▶ _Written request A_
Duplicate part of the passage about Daraga word for word. Begin at the words "When Fr. Aragoneses" and stop after "the best place.".
▶ _Written request B_
Answer these questions from the passage about Daraga:
(i) Which two places were considered for relocating the survivors?
(ii) Since what year had Fr. Manuel de Jesus Maria served the people of Daraga as parish priest?
(iii) In what year were dams and canals built for irrigation?

** begin Quoted text **

When Fr. Aragoneses returned from Manila, the local authorities had already decided to relocated the survivors in a place they could both insure their safety and provide them their good land where they once more put up their houses and till the land. They seemed to have been only two alternatives: Putiao and Daraga. After some hesitation, Daraga was chosen as the best place.
We are unable to describe life in what we could not call New-Cagsawa during the first years of its existence at the food of the hill of Daraga. All we know is that a new months were enough to convince the government and ecclesiastical authorities that the decision, due to the dynamism of the people of Daraga, was irreversible, for in few months, Daraga became a real and normal town. The convento and the church, the present imposing and artistic church, were already completed as early as 1836, when Fr. Manuel de Jesus Maria, who had served the people of Daraga as parish priest since 1816, passed away.
After the church was completed, the Daragueñous concentrated their efforts on social developments, and, led by a very dynamic and dedicated parish priest, Fr. Vicente Lilio, built a modern draining system for their town, constructed dams and canals for irrigation purposes in 1851, and built a good number of bridges along the roads going to Camalig and Albay, thus making commuting between these towns faster and safe. With these improvements, Daraga soon recovered its former wealth and fame, and entered a new ear of progress, far enough from the Mayon to be safe in case of future eruptions, yet now so far as to be deprived of its fascinating sight.

** end Quoted text **
** begin Provided data **

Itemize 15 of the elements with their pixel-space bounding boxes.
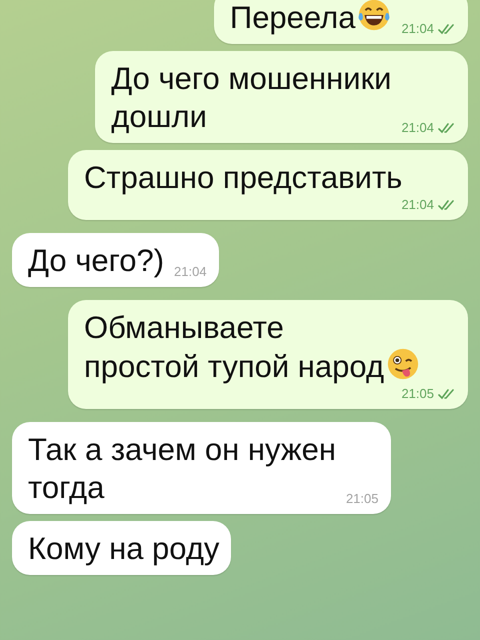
- message-text: Так а зачем он нужен тогда: [28, 432, 336, 505]
- message-text: До чего мошенники дошли: [111, 61, 392, 134]
- message-time: 21:04: [401, 120, 434, 136]
- message-text: Переела: [230, 0, 356, 35]
- message-text: Кому на роду: [28, 531, 220, 566]
- message-text: Обманываете простой тупой народ: [84, 310, 384, 384]
- message-time: 21:04: [401, 197, 434, 213]
- message-text: До чего?): [28, 243, 164, 278]
- laughing-emoji-icon: [357, 0, 392, 32]
- winking-tongue-emoji-icon: [386, 347, 420, 381]
- message-time: 21:05: [401, 386, 434, 402]
- message-text: Страшно представить: [84, 160, 402, 195]
- message-time: 21:05: [346, 491, 378, 507]
- message-time: 21:04: [401, 21, 434, 37]
- message-time: 21:04: [174, 264, 207, 280]
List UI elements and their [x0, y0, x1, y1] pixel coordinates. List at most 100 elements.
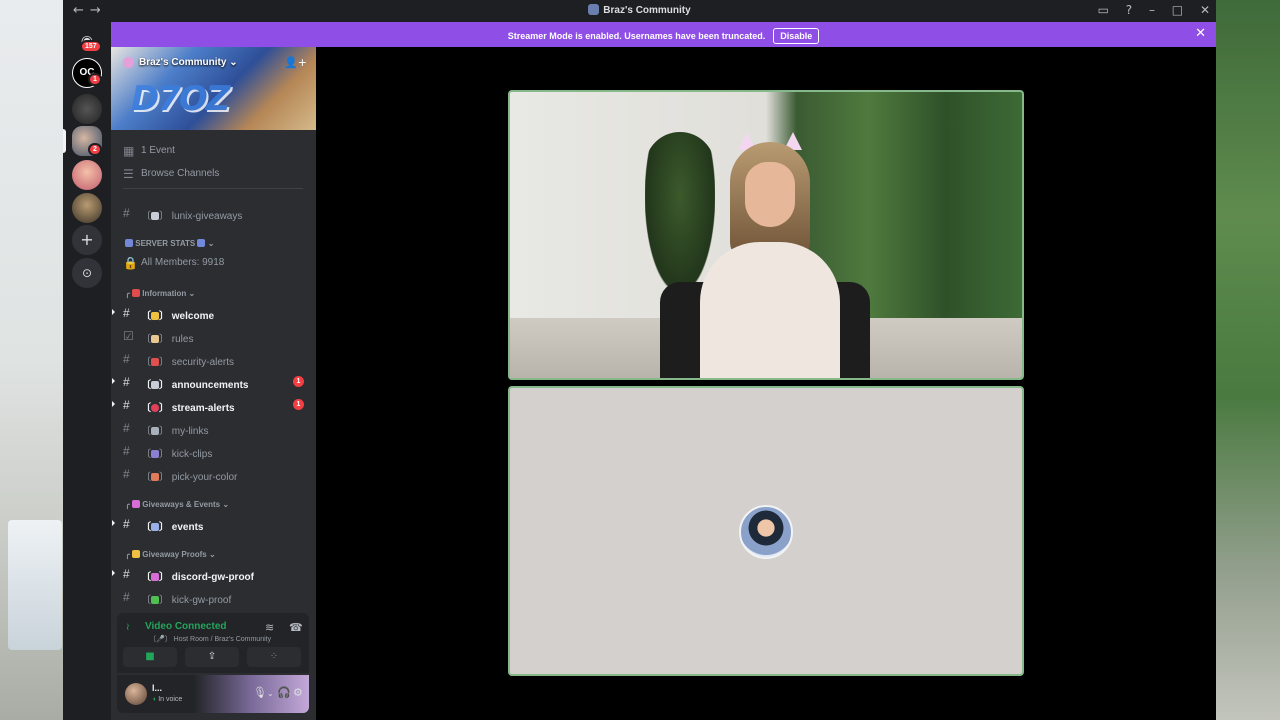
channel-label: rules	[171, 334, 194, 345]
channel-pick-your-color[interactable]: # 〔〕 pick-your-color	[111, 464, 316, 484]
channel-announcements[interactable]: # 〔〕 announcements 1	[111, 372, 316, 392]
channel-events[interactable]: # 〔〕 events	[111, 514, 316, 534]
selected-server-pill	[63, 129, 66, 153]
participant-avatar	[739, 505, 793, 559]
server-icon-6[interactable]	[72, 193, 102, 223]
mention-badge: 1	[293, 376, 304, 387]
activity-button[interactable]: ⁘	[247, 647, 301, 667]
channel-label: kick-gw-proof	[171, 595, 232, 606]
money-icon	[151, 596, 159, 604]
webcam-background-left	[0, 0, 64, 720]
server-name[interactable]: Braz's Community ⌄	[139, 57, 238, 68]
username[interactable]: l...	[152, 683, 162, 693]
close-window-icon[interactable]: ✕	[1200, 3, 1210, 17]
mention-badge: 1	[293, 399, 304, 410]
add-server-icon[interactable]: +	[72, 225, 102, 255]
channel-label: security-alerts	[171, 357, 235, 368]
help-icon[interactable]: ?	[1126, 3, 1132, 17]
channel-label: lunix-giveaways	[171, 211, 243, 222]
server-header[interactable]: D7OZ Braz's Community ⌄ 👤+	[111, 47, 316, 130]
hash-icon: #	[123, 206, 130, 220]
window-title-text: Braz's Community	[603, 5, 691, 16]
channel-label: pick-your-color	[171, 472, 238, 483]
invite-icon[interactable]: 👤+	[284, 56, 307, 69]
channel-security-alerts[interactable]: # 〔〕 security-alerts	[111, 349, 316, 369]
settings-icon[interactable]: ⚙	[293, 686, 303, 699]
hash-icon: #	[123, 421, 130, 435]
browse-label: Browse Channels	[141, 168, 220, 179]
category-server-stats[interactable]: SERVER STATS ⌄	[125, 239, 214, 248]
category-giveaways-events[interactable]: ╭ Giveaways & Events ⌄	[125, 500, 229, 509]
server4-badge: 2	[88, 143, 102, 156]
disable-button[interactable]: Disable	[773, 28, 820, 44]
close-banner-icon[interactable]: ✕	[1195, 26, 1206, 41]
video-tile-avatar[interactable]	[508, 386, 1024, 676]
category-information[interactable]: ╭ Information ⌄	[125, 289, 195, 298]
avatar[interactable]	[125, 683, 147, 705]
headset-icon[interactable]: 🎧	[277, 686, 291, 699]
server2-badge: 1	[88, 73, 102, 86]
events-label: 1 Event	[141, 145, 175, 156]
divider	[123, 188, 303, 189]
browse-channels-row[interactable]: ☰ Browse Channels	[111, 164, 316, 184]
video-tile-camera[interactable]	[508, 90, 1024, 380]
server-icon-3[interactable]	[72, 94, 102, 124]
hash-icon: #	[123, 517, 130, 531]
channel-welcome[interactable]: # 〔〕 welcome	[111, 303, 316, 323]
window-controls: ▭ ? – □ ✕	[1085, 3, 1210, 17]
events-row[interactable]: ▦ 1 Event	[111, 141, 316, 161]
chevron-down-icon[interactable]: ⌄	[267, 689, 274, 698]
noise-suppression-icon[interactable]: ≋	[265, 621, 274, 634]
video-stage	[316, 47, 1216, 720]
clapper-icon	[151, 450, 159, 458]
discord-window: ←→ Braz's Community ▭ ? – □ ✕ ◉ 157 OC 1…	[63, 0, 1216, 720]
channel-label: discord-gw-proof	[171, 572, 254, 583]
channel-kick-gw-proof[interactable]: # 〔〕 kick-gw-proof	[111, 587, 316, 607]
channel-label: stream-alerts	[171, 403, 235, 414]
user-status: ◖ In voice	[152, 696, 183, 703]
disconnect-icon[interactable]: ☎	[289, 621, 303, 634]
newspaper-icon	[151, 381, 159, 389]
members-label: All Members: 9918	[141, 257, 225, 268]
server-icon	[588, 4, 600, 15]
minimize-icon[interactable]: –	[1149, 3, 1155, 17]
microphone-icon[interactable]: 🎙	[253, 686, 267, 699]
megaphone-icon	[132, 289, 141, 297]
scroll-icon	[151, 335, 159, 343]
webcam-background-right	[1216, 0, 1280, 720]
dice-icon	[151, 212, 159, 220]
signal-icon[interactable]: ≀	[126, 622, 130, 633]
hash-icon: #	[123, 352, 130, 366]
members-count-row[interactable]: 🔒 All Members: 9918	[111, 253, 316, 273]
channel-label: events	[171, 522, 204, 533]
channel-stream-alerts[interactable]: # 〔〕 stream-alerts 1	[111, 395, 316, 415]
user-panel: l... ◖ In voice 🎙 ⌄ 🎧 ⚙	[117, 675, 309, 713]
folder-icon	[132, 550, 141, 558]
channel-label: announcements	[171, 380, 249, 391]
hash-icon: #	[123, 398, 130, 412]
channel-my-links[interactable]: # 〔〕 my-links	[111, 418, 316, 438]
share-screen-icon: ⇪	[207, 651, 217, 662]
channel-discord-gw-proof[interactable]: # 〔〕 discord-gw-proof	[111, 564, 316, 584]
channel-label: welcome	[171, 311, 215, 322]
channel-sidebar: D7OZ Braz's Community ⌄ 👤+ ▦ 1 Event ☰ Bro…	[111, 47, 316, 720]
calendar-icon: ▦	[123, 144, 135, 158]
channel-kick-clips[interactable]: # 〔〕 kick-clips	[111, 441, 316, 461]
voice-connection-panel: ≀ Video Connected 〔🎤〕 Host Room / Braz's…	[117, 613, 309, 673]
server-icon-5[interactable]	[72, 160, 102, 190]
voice-status[interactable]: Video Connected	[145, 621, 227, 632]
link-icon	[151, 427, 159, 435]
maximize-icon[interactable]: □	[1172, 3, 1183, 17]
body	[700, 242, 840, 378]
stats-icon	[125, 239, 133, 247]
inbox-icon[interactable]: ▭	[1098, 3, 1109, 17]
streamer-mode-banner: Streamer Mode is enabled. Usernames have…	[111, 22, 1216, 47]
channel-lunix-giveaways[interactable]: # 〔〕 lunix-giveaways	[111, 203, 316, 223]
channel-rules[interactable]: ☑ 〔〕 rules	[111, 326, 316, 346]
home-badge: 157	[80, 40, 102, 53]
share-screen-button[interactable]: ⇪	[185, 647, 239, 667]
category-giveaway-proofs[interactable]: ╭ Giveaway Proofs ⌄	[125, 550, 216, 559]
camera-button[interactable]: ■	[123, 647, 177, 667]
palette-icon	[151, 473, 159, 481]
explore-icon[interactable]: ⊙	[72, 258, 102, 288]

** end Provided data **

▶ _Expected output A_
When Fr. Aragoneses returned from Manila, the local authorities had already decided to relocated the survivors in a place they could both insure their safety and provide them their good land where they once more put up their houses and till the land. They seemed to have been only two alternatives: Putiao and Daraga. After some hesitation, Daraga was chosen as the best place.

▶ _Expected output B_
(i) Putiao and Daraga
(ii) 1816
(iii) 1851